THE EXERCISE – Copy every row exactly, from the one containing "list every element" down to the one containing "body-paragraph: A mediados", both included. Leave the pictures out of your copy.

MATERIAL TO PROCESS –
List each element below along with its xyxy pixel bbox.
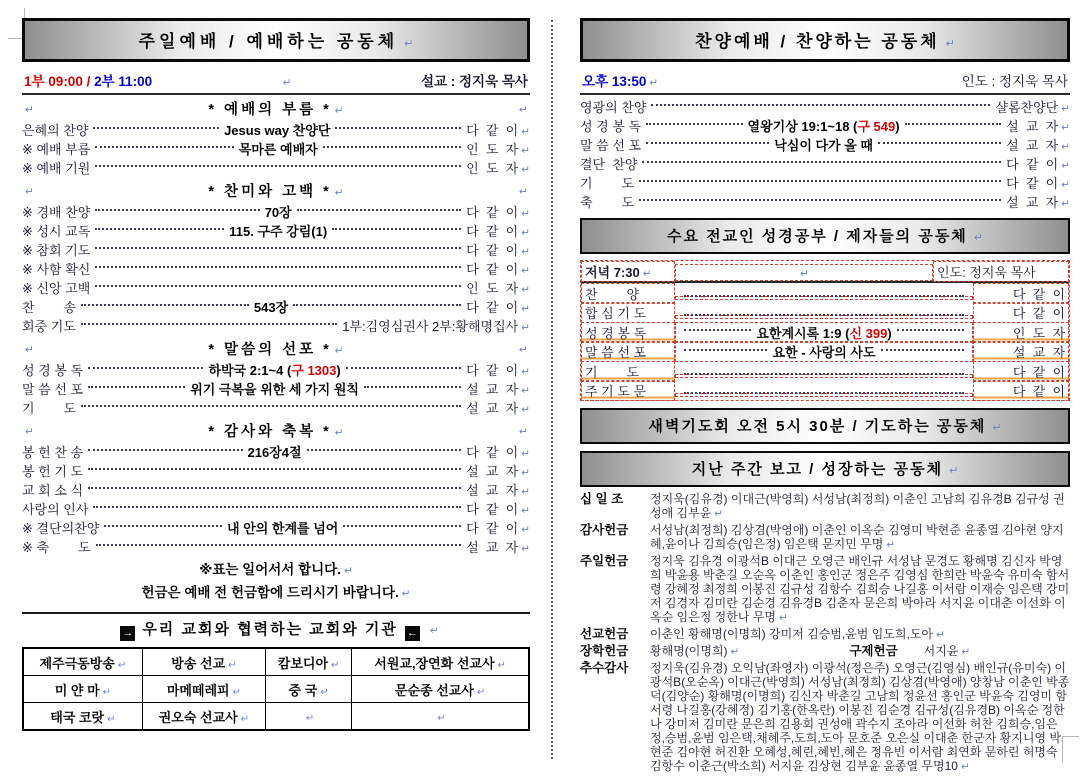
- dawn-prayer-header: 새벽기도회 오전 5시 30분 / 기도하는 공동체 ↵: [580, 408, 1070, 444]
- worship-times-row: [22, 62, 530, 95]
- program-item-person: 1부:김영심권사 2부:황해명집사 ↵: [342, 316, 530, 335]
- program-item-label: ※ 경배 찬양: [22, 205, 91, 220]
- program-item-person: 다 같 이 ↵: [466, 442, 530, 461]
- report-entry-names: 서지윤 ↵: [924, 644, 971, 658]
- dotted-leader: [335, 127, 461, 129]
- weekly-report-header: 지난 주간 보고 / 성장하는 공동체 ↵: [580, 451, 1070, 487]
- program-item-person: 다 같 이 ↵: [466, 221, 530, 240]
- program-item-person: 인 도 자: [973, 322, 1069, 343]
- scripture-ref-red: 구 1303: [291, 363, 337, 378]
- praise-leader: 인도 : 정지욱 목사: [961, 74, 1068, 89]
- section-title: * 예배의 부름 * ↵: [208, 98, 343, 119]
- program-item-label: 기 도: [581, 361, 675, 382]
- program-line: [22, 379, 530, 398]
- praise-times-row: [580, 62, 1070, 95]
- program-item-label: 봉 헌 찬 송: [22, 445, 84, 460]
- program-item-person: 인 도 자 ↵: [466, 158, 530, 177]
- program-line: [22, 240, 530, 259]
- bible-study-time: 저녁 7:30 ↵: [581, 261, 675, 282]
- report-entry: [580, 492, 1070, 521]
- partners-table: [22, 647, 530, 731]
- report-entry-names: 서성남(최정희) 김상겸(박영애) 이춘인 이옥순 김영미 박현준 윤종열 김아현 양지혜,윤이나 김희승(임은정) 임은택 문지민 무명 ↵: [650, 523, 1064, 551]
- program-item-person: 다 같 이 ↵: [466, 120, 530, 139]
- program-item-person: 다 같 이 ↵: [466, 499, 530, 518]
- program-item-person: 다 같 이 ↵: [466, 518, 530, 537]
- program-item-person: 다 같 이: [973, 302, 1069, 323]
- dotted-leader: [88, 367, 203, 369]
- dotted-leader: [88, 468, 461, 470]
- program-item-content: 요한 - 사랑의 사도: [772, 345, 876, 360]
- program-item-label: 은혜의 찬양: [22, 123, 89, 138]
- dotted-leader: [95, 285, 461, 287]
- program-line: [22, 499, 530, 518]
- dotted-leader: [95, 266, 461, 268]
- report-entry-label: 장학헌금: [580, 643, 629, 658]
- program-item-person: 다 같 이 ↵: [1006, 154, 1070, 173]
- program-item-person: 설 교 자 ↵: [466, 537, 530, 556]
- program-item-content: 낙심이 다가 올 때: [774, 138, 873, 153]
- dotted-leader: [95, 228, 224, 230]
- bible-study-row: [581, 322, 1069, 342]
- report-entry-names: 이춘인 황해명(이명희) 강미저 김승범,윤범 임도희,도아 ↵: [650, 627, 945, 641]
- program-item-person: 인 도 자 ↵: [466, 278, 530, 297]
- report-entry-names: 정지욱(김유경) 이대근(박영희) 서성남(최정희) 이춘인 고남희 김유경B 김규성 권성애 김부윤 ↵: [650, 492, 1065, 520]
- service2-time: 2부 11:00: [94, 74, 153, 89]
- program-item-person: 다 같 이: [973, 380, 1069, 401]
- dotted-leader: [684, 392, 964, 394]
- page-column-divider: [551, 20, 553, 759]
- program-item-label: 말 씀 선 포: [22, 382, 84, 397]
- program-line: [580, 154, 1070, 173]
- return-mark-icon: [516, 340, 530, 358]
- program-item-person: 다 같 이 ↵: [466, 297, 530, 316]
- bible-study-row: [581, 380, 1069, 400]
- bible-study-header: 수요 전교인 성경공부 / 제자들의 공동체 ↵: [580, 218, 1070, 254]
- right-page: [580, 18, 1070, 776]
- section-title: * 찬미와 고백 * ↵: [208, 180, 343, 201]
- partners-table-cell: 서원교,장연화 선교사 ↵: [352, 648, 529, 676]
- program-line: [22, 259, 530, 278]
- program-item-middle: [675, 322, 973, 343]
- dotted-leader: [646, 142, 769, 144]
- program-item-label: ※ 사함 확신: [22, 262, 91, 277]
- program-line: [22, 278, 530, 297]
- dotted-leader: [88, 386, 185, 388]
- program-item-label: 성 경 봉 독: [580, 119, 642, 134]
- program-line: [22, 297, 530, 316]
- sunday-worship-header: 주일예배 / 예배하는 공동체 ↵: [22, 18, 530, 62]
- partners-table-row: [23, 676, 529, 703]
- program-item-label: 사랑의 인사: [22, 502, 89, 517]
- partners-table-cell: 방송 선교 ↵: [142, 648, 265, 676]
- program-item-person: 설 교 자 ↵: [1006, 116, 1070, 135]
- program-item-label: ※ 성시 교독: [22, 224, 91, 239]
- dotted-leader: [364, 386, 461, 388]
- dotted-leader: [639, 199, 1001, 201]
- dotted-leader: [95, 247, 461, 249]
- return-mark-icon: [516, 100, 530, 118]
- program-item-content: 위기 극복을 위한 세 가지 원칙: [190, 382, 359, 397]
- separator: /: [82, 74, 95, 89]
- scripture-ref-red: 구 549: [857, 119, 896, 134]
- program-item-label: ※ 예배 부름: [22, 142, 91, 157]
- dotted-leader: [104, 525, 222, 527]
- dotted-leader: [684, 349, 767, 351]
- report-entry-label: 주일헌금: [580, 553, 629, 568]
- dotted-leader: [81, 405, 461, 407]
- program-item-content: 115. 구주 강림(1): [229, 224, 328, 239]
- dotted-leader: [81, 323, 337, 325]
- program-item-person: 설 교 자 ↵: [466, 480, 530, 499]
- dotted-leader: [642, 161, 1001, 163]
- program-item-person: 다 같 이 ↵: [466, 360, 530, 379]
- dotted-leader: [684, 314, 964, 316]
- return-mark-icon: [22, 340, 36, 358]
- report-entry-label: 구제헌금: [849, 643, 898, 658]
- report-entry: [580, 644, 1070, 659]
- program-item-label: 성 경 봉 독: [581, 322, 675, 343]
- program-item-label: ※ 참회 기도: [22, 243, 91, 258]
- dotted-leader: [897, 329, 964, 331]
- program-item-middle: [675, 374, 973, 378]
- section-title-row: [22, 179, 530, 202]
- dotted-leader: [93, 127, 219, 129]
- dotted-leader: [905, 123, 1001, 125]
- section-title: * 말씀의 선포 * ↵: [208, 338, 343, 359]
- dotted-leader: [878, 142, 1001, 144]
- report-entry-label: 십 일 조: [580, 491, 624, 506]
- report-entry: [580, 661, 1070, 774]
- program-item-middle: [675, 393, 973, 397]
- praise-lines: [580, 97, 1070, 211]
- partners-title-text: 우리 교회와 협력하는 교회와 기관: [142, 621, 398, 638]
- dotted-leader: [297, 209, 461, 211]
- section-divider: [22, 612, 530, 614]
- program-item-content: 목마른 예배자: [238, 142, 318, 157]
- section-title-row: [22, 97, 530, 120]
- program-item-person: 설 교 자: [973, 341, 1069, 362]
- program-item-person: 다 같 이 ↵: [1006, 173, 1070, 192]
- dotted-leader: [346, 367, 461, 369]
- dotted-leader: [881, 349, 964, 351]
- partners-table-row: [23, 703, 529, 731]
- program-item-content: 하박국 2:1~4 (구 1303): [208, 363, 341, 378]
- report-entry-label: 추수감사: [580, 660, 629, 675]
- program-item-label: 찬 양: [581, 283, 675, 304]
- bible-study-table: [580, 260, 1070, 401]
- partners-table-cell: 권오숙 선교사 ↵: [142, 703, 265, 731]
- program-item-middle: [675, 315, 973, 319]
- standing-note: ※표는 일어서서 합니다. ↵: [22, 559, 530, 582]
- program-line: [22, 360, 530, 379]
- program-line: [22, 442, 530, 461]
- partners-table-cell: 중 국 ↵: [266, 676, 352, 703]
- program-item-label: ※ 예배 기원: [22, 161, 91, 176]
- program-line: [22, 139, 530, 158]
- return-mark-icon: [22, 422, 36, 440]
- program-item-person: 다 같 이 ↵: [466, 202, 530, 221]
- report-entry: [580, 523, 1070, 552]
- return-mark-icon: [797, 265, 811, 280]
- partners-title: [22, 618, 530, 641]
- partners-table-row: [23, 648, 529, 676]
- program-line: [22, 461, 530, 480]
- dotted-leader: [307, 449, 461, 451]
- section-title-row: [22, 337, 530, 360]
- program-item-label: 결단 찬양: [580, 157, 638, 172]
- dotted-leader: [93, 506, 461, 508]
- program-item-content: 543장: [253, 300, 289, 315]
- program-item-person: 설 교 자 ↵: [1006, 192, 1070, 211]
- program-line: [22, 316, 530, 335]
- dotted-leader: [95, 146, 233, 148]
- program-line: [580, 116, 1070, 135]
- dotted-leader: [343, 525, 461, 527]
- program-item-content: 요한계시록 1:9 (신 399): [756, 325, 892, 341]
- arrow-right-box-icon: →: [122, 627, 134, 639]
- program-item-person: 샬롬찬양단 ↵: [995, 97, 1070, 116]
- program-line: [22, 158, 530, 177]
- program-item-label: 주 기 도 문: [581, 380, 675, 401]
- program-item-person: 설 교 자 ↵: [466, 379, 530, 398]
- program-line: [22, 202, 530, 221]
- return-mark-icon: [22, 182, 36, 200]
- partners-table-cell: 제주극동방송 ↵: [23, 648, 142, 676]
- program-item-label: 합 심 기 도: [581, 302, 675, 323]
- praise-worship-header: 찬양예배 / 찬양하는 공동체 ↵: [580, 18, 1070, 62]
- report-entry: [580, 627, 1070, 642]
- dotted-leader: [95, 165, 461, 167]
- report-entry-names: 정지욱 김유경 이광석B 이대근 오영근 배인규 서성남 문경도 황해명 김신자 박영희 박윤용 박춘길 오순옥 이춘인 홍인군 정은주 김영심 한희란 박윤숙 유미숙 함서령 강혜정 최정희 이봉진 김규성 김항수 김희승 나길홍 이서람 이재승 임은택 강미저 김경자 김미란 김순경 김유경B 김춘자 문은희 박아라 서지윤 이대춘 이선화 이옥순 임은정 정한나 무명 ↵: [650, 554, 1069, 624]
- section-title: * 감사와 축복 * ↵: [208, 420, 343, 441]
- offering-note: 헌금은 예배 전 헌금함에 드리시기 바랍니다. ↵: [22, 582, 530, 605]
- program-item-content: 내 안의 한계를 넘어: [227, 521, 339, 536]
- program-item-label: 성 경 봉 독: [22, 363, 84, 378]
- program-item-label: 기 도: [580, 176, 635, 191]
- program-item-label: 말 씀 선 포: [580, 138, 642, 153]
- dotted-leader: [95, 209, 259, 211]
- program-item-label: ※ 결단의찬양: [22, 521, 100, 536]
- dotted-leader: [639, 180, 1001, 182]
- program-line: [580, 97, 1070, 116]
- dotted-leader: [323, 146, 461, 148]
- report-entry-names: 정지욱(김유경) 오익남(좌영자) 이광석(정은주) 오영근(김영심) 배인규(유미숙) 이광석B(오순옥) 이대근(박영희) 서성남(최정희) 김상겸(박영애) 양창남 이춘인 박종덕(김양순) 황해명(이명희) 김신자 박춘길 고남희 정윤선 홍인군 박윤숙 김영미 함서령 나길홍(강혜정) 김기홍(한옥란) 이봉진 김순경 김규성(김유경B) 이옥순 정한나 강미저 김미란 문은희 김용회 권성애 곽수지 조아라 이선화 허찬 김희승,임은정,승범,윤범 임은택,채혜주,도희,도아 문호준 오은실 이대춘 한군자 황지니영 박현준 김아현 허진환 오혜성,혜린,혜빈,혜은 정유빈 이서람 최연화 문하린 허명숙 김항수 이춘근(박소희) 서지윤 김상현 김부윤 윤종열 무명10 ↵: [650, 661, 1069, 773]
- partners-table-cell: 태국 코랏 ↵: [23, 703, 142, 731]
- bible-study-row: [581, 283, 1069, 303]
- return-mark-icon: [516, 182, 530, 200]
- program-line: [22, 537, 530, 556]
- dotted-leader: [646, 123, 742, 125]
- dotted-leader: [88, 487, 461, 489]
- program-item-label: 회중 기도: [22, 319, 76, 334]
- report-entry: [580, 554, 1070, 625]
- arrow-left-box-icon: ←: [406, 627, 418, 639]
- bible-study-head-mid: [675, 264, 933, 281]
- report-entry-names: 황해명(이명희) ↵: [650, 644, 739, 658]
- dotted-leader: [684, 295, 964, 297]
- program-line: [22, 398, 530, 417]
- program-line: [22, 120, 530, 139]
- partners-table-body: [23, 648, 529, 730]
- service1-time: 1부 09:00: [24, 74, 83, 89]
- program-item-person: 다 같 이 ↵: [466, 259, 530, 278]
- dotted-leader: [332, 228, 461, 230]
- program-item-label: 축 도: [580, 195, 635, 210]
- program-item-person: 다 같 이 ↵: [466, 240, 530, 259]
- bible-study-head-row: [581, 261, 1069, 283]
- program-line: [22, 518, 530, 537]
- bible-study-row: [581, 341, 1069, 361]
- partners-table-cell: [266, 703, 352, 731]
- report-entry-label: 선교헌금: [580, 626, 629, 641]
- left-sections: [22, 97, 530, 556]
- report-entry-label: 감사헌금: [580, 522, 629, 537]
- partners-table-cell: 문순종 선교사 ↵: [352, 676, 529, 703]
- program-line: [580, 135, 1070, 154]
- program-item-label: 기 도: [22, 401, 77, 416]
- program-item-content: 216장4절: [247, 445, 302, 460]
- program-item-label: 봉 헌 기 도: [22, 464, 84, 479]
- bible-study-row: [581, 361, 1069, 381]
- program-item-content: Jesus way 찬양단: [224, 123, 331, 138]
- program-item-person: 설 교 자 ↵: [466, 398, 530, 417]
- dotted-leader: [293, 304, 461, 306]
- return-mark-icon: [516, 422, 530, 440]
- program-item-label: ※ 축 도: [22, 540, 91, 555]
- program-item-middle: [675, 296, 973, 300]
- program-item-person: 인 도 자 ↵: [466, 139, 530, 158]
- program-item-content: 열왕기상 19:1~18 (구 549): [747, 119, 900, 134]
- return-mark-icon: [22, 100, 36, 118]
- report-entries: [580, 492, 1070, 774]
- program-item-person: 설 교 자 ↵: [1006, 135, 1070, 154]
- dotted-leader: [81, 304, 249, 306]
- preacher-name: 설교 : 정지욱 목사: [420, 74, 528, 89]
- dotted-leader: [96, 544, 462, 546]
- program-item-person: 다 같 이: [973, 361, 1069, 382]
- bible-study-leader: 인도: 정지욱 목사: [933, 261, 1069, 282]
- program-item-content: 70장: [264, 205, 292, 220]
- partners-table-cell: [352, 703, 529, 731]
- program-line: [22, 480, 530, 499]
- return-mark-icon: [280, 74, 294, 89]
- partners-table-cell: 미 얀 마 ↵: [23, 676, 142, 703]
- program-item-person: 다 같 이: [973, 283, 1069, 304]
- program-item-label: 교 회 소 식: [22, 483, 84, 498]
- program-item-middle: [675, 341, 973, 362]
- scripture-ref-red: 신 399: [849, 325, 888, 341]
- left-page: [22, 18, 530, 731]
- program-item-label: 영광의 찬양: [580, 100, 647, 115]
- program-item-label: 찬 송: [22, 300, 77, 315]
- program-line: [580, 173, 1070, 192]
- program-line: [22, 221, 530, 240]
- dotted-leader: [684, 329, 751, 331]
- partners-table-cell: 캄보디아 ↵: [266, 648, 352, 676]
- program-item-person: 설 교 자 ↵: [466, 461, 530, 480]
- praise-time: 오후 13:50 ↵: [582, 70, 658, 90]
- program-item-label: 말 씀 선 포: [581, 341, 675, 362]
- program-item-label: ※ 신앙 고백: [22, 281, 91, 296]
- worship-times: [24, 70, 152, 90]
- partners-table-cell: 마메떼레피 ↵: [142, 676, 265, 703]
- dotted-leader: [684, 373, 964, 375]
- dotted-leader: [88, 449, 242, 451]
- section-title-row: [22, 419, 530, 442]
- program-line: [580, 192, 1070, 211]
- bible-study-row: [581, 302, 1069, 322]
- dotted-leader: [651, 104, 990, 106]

--

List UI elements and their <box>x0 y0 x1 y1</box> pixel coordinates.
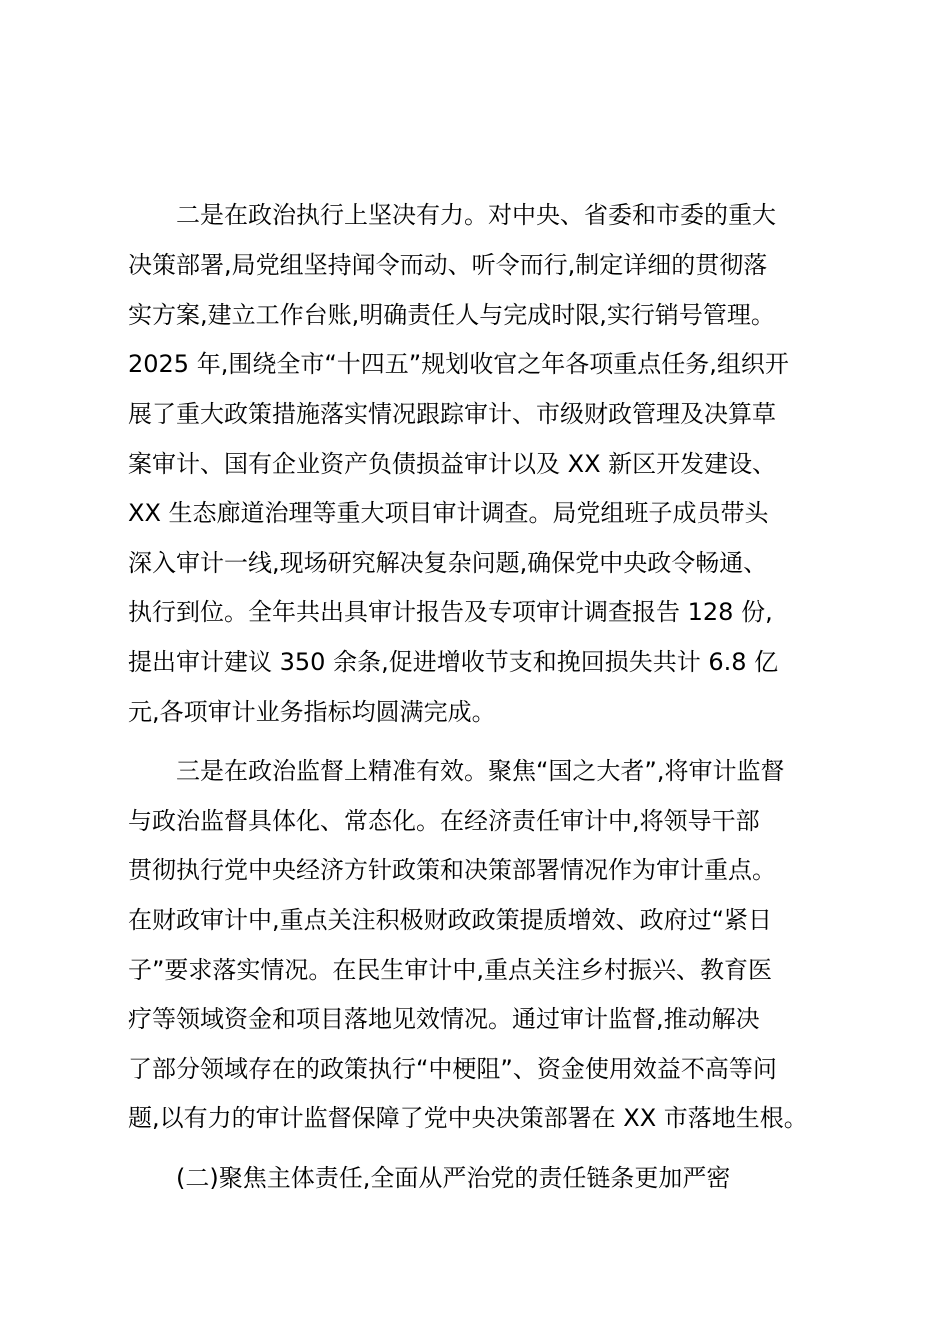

--

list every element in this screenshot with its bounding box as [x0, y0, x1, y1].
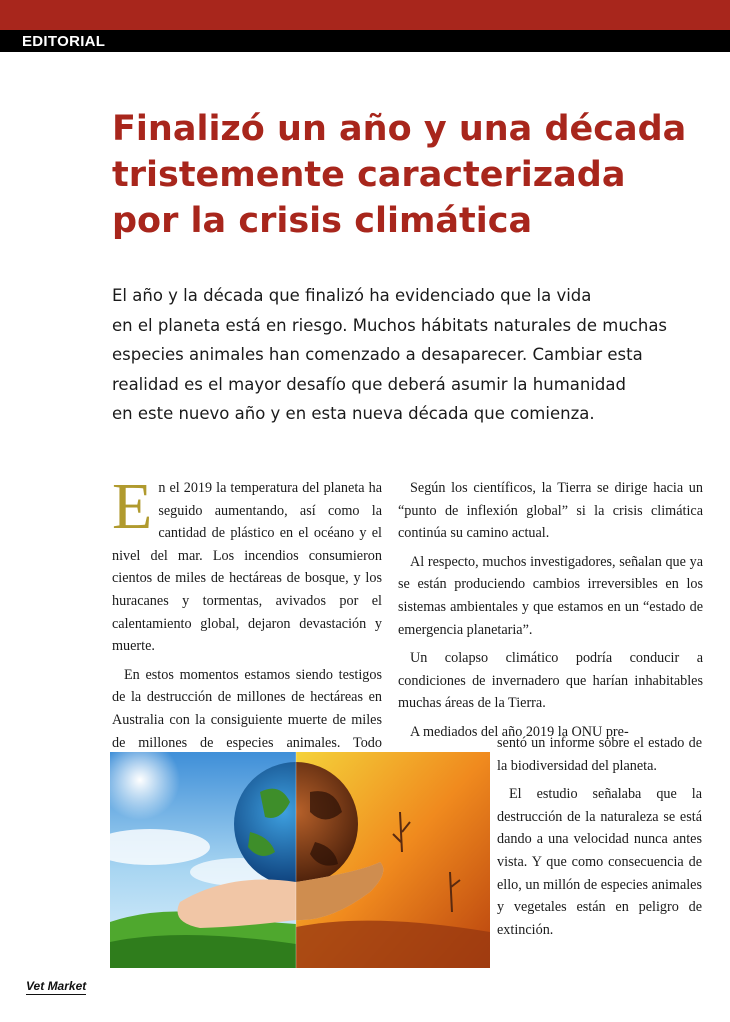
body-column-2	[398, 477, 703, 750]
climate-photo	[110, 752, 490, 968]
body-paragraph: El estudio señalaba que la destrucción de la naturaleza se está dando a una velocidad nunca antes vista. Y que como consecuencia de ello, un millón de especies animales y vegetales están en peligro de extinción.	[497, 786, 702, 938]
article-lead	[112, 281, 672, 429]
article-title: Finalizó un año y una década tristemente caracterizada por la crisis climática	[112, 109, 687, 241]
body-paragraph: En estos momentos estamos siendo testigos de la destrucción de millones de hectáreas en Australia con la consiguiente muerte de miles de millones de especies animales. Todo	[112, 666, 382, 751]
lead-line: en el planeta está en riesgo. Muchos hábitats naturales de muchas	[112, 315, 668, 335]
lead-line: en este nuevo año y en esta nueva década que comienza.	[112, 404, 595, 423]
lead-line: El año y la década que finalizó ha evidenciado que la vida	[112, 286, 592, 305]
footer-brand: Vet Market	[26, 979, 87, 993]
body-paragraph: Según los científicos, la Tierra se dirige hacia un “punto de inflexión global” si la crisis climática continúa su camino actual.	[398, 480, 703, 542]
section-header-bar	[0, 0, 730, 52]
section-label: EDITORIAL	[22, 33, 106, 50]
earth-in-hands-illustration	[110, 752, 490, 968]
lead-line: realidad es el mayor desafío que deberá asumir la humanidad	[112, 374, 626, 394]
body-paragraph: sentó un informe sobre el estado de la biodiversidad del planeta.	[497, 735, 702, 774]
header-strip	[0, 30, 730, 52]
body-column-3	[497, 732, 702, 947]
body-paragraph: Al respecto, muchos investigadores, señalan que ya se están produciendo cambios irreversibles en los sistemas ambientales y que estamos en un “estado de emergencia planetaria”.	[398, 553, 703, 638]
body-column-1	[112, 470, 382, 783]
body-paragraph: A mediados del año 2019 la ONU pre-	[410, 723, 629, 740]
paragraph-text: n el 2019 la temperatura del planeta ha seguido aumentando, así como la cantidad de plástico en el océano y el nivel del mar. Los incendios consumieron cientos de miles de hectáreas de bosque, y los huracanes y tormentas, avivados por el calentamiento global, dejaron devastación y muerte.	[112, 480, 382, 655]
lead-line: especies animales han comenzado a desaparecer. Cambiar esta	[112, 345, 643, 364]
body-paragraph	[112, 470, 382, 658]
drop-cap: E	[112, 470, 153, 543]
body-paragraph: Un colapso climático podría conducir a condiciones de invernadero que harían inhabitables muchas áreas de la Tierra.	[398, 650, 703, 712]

RESULT –
list every element in this screenshot with its bounding box as [x0, y0, x1, y1].
body-column-2	[398, 477, 703, 750]
climate-photo	[110, 752, 490, 968]
body-paragraph: El estudio señalaba que la destrucción de la naturaleza se está dando a una velocidad nunca antes vista. Y que como consecuencia de ello, un millón de especies animales y vegetales están en peligro de extinción.	[497, 786, 702, 938]
article-lead	[112, 281, 672, 429]
article-title: Finalizó un año y una década tristemente caracterizada por la crisis climática	[112, 109, 687, 241]
body-paragraph: En estos momentos estamos siendo testigos de la destrucción de millones de hectáreas en Australia con la consiguiente muerte de miles de millones de especies animales. Todo	[112, 666, 382, 751]
lead-line: en el planeta está en riesgo. Muchos hábitats naturales de muchas	[112, 315, 668, 335]
lead-line: en este nuevo año y en esta nueva década que comienza.	[112, 404, 595, 423]
lead-line: El año y la década que finalizó ha evidenciado que la vida	[112, 286, 592, 305]
footer-brand: Vet Market	[26, 979, 87, 993]
body-paragraph: Según los científicos, la Tierra se dirige hacia un “punto de inflexión global” si la crisis climática continúa su camino actual.	[398, 480, 703, 542]
section-header-bar	[0, 0, 730, 52]
section-label: EDITORIAL	[22, 33, 106, 50]
earth-in-hands-illustration	[110, 752, 490, 968]
lead-line: realidad es el mayor desafío que deberá asumir la humanidad	[112, 374, 626, 394]
body-paragraph: sentó un informe sobre el estado de la biodiversidad del planeta.	[497, 735, 702, 774]
header-strip	[0, 30, 730, 52]
body-column-3	[497, 732, 702, 947]
body-paragraph: Al respecto, muchos investigadores, señalan que ya se están produciendo cambios irreversibles en los sistemas ambientales y que estamos en un “estado de emergencia planetaria”.	[398, 553, 703, 638]
body-column-1	[112, 470, 382, 783]
body-paragraph: A mediados del año 2019 la ONU pre-	[410, 723, 629, 740]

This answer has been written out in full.